**Provided data**

====================

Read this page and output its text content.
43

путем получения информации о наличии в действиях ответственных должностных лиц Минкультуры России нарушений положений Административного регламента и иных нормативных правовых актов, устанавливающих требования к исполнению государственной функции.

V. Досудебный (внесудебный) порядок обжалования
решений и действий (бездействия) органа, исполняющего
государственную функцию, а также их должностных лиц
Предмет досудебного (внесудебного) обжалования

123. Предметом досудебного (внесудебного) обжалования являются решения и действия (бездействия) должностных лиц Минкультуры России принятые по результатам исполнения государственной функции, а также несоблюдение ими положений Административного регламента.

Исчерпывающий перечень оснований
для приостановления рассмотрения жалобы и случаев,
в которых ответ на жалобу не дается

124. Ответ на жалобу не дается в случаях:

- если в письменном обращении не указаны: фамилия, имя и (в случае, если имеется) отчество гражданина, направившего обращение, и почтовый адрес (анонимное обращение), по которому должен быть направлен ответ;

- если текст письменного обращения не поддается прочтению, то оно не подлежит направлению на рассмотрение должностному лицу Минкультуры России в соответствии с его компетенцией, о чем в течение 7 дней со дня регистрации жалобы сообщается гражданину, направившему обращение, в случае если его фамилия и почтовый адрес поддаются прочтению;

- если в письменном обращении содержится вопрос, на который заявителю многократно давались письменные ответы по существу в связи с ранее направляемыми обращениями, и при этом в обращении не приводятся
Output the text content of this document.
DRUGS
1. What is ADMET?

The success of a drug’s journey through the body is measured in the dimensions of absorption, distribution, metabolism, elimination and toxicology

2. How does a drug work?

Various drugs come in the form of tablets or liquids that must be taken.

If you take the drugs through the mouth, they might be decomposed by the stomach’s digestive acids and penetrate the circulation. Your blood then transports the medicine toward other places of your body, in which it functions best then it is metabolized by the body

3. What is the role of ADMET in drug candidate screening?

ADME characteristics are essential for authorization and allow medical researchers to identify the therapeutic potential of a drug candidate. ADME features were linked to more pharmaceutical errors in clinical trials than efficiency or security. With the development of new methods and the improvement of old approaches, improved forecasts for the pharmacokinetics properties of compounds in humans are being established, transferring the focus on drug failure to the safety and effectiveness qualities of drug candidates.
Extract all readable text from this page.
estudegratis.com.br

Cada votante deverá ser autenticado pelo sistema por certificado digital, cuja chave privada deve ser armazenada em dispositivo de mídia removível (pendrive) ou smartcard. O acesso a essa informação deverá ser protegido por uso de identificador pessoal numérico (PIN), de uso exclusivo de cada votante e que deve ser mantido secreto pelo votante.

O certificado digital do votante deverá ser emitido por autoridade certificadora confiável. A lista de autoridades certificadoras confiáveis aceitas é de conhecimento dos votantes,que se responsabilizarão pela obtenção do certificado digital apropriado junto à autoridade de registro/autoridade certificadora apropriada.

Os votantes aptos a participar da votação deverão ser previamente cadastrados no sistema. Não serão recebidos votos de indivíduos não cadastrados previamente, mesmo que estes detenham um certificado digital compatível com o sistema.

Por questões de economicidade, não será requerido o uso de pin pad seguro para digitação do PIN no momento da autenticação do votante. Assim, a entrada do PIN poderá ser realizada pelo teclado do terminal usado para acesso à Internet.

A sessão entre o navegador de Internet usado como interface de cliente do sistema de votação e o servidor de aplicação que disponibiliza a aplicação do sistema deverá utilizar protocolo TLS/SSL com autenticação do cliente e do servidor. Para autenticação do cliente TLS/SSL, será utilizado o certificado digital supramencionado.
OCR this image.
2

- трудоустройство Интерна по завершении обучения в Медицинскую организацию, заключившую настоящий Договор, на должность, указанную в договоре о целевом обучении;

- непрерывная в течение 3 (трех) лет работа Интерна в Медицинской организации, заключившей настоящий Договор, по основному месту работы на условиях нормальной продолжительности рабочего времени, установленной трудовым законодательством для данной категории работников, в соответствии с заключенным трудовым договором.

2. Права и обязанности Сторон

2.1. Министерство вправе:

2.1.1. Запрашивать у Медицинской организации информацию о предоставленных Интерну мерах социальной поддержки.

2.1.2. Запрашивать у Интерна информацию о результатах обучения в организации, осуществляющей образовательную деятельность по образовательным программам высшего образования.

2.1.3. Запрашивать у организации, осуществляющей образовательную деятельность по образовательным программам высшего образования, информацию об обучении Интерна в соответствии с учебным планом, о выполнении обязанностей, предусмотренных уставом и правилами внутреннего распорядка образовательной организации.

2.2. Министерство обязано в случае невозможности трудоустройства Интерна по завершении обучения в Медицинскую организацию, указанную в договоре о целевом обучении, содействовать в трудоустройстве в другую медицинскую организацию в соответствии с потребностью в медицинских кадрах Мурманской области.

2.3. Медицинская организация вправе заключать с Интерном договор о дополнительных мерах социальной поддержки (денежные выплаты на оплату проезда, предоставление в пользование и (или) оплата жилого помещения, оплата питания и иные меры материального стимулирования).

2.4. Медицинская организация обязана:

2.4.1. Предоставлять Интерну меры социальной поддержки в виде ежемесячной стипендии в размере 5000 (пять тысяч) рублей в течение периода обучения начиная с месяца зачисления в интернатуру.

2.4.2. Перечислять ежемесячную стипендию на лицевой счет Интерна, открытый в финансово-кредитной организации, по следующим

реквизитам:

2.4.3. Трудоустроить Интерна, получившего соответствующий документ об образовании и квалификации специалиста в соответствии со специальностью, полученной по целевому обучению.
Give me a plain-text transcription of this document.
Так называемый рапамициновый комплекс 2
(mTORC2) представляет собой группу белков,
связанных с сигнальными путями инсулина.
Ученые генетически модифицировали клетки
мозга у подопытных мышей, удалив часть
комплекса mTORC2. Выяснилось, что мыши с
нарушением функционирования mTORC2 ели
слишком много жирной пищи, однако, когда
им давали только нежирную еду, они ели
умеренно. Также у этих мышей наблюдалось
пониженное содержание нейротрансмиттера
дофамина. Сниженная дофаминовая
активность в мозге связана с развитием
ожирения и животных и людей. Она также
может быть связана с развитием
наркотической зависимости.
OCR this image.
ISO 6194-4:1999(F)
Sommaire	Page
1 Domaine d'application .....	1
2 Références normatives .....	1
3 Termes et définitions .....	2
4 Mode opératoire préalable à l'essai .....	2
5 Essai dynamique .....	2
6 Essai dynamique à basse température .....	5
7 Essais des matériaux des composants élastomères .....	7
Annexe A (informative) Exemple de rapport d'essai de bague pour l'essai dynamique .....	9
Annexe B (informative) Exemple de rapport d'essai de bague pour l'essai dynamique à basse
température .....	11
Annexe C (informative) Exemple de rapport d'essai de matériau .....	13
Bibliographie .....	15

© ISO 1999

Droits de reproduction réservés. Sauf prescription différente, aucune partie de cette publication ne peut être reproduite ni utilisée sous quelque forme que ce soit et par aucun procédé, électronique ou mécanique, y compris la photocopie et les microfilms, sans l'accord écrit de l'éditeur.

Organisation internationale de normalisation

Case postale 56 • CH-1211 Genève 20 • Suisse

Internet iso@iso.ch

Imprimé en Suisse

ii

====================

**Your task**
Pull every line containing "образования" out of the records.

**Exercise response**
2.1.2. Запрашивать у Интерна информацию о результатах обучения в организации, осуществляющей образовательную деятельность по образовательным программам высшего образования.
2.1.3. Запрашивать у организации, осуществляющей образовательную деятельность по образовательным программам высшего образования, информацию об обучении Интерна в соответствии с учебным планом, о выполнении обязанностей, предусмотренных уставом и правилами внутреннего распорядка образовательной организации.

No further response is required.